— Start of Records for the task —
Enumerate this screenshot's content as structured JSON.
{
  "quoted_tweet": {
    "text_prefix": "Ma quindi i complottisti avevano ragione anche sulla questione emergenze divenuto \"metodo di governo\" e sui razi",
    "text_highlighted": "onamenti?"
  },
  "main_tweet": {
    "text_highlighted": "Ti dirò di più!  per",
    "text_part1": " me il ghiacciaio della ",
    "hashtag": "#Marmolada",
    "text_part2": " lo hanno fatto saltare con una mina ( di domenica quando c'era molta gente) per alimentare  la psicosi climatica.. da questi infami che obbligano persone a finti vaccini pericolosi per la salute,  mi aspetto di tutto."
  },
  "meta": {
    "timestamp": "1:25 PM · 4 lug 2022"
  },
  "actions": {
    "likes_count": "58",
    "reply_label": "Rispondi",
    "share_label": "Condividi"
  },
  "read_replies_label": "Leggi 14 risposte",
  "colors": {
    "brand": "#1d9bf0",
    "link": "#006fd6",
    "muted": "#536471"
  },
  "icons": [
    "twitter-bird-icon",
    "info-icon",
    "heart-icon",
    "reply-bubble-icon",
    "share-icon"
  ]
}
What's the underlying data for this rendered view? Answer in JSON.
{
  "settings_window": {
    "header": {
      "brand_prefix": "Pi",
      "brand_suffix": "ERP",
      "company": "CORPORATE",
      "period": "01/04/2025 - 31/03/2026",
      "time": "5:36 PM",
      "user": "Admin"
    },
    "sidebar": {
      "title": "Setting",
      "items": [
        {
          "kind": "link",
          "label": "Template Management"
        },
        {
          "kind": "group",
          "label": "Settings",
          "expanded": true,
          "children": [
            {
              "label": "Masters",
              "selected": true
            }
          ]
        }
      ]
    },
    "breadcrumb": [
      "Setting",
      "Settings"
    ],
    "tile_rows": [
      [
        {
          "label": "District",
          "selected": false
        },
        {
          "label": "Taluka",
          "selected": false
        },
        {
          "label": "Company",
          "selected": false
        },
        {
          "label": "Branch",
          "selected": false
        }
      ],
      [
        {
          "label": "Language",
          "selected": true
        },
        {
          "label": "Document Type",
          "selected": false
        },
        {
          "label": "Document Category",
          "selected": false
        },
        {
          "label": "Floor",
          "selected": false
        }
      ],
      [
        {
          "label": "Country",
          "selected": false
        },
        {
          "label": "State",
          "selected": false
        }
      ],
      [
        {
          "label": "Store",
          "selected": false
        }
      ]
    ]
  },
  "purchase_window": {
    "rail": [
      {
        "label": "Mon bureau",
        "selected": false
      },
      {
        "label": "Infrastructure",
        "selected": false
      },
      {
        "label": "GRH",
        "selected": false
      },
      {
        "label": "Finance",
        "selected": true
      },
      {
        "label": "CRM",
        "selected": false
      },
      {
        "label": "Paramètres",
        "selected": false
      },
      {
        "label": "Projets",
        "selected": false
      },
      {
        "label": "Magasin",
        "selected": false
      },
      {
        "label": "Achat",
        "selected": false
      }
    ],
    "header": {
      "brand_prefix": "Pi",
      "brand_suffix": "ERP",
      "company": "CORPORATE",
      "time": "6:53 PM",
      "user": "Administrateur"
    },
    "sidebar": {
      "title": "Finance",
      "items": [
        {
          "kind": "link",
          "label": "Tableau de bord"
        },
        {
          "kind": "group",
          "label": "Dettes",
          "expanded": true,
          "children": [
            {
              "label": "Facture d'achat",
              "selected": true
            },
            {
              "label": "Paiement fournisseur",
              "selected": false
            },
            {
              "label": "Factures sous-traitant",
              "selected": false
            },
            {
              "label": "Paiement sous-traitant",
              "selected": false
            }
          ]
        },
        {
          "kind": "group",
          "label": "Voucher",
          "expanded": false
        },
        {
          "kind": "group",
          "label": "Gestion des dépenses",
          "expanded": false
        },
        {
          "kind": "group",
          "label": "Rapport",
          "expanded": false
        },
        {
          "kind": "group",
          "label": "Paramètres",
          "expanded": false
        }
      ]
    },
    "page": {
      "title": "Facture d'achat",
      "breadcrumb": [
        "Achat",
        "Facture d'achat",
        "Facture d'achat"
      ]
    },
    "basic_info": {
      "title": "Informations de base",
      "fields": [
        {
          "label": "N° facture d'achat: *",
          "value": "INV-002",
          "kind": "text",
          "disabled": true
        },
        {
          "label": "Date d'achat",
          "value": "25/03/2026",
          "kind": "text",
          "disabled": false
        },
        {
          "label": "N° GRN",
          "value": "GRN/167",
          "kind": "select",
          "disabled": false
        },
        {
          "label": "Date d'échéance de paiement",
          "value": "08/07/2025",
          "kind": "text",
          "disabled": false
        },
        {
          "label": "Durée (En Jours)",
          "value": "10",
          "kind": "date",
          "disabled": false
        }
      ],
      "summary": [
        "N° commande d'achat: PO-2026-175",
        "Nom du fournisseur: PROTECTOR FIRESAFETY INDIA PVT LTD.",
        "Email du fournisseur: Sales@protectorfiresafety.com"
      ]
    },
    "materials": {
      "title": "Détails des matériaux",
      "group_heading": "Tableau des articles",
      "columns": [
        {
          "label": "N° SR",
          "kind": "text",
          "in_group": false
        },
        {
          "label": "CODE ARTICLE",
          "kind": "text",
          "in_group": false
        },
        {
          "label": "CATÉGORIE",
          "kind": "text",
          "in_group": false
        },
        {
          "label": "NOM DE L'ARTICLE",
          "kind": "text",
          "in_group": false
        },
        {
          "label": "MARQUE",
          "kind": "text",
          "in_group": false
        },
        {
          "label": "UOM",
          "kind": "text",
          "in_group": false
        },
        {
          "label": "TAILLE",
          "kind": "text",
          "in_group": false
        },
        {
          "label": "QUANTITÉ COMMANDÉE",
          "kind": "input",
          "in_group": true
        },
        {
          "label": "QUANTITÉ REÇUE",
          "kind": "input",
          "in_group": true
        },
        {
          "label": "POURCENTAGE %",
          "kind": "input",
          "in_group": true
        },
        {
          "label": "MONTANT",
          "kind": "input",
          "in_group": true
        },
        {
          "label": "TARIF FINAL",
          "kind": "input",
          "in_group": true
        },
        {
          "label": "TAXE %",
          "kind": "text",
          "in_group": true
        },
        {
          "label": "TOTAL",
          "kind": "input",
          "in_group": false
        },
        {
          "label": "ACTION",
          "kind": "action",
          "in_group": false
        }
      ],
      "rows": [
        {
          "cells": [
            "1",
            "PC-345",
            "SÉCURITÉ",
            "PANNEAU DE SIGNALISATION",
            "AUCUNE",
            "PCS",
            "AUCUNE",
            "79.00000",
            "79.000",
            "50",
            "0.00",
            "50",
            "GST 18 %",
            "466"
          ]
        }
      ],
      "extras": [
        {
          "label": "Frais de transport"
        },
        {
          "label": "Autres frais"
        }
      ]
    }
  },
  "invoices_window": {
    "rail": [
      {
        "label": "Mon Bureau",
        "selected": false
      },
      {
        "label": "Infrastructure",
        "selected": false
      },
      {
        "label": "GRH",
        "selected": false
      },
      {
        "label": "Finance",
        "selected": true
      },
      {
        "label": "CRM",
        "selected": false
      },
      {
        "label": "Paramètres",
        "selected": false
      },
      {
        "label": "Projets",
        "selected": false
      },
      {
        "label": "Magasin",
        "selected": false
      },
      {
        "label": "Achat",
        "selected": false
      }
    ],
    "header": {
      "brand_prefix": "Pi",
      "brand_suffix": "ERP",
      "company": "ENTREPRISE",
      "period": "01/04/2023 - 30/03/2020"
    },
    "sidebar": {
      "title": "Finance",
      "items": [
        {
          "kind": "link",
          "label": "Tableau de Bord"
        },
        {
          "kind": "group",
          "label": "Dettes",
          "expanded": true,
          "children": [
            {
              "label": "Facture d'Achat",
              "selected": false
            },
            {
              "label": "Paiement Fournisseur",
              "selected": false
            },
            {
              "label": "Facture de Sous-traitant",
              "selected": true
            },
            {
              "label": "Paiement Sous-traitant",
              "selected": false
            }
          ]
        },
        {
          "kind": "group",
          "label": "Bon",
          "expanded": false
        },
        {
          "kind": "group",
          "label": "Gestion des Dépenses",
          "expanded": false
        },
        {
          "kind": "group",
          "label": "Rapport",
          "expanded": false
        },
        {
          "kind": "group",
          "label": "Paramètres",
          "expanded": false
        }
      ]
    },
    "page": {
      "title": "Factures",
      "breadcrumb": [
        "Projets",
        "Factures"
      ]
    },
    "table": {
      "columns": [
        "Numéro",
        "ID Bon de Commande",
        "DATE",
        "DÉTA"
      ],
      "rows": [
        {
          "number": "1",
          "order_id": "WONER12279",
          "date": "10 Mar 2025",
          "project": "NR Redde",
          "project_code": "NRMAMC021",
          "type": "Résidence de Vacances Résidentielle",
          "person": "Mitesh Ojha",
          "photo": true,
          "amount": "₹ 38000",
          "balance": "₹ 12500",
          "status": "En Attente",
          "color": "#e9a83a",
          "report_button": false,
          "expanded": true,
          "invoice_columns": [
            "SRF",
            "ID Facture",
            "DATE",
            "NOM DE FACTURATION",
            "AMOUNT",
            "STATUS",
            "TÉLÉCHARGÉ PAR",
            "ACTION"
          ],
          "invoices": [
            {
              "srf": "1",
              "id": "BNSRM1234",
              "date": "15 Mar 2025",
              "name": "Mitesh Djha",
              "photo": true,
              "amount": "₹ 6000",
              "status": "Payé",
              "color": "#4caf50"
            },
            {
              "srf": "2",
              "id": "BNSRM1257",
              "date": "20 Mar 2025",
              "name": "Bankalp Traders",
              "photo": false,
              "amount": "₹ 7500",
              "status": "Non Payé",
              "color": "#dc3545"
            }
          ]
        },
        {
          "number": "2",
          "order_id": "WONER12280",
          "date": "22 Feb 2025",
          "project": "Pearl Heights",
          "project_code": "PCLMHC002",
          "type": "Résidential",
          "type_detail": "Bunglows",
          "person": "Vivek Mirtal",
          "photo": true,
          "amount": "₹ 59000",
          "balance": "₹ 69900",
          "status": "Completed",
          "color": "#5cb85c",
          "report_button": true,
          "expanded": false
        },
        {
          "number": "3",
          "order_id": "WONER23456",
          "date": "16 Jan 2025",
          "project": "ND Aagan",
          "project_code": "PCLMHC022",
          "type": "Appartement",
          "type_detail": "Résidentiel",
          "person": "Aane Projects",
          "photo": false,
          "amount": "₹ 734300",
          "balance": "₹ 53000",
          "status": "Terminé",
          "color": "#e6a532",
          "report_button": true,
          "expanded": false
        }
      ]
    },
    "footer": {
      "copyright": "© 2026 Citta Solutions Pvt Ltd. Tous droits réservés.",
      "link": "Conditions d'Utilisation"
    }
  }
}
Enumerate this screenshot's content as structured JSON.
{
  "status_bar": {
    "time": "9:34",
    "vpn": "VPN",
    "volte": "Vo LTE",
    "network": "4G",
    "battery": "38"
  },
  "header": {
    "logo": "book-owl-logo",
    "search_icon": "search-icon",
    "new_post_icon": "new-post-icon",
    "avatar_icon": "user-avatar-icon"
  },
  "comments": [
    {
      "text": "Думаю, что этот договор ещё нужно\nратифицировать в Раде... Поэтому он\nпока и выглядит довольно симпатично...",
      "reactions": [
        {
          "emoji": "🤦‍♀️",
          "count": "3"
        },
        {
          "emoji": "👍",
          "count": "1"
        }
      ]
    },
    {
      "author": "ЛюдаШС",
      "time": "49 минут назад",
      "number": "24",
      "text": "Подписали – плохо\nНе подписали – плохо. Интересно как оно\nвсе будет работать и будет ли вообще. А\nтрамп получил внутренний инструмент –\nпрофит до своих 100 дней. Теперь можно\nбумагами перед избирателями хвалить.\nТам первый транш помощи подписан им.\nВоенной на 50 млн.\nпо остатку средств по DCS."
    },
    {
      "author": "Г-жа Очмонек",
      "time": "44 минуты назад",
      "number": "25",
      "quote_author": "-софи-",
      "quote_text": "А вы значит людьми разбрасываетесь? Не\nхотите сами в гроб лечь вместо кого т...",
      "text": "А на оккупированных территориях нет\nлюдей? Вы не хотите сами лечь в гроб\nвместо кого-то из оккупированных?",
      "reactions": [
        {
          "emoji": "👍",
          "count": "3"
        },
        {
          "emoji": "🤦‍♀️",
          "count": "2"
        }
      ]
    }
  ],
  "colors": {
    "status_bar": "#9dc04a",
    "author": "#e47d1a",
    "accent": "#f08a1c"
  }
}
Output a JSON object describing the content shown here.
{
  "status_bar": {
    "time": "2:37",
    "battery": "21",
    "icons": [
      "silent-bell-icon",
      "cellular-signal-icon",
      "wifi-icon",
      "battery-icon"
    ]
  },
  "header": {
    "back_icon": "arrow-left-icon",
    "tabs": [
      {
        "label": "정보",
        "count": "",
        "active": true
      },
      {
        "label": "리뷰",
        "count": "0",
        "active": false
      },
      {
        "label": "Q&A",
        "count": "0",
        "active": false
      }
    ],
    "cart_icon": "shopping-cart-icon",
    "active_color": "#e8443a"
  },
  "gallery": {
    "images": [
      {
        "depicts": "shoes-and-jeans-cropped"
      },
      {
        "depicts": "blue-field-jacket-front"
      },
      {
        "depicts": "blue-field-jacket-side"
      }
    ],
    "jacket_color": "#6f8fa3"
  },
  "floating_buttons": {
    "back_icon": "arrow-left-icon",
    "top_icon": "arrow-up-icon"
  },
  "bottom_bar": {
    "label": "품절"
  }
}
— End of Records for the task —
Within the data above, count the lines that contain the string "photo"; the reply is the number alone.

- Result for this exercise
5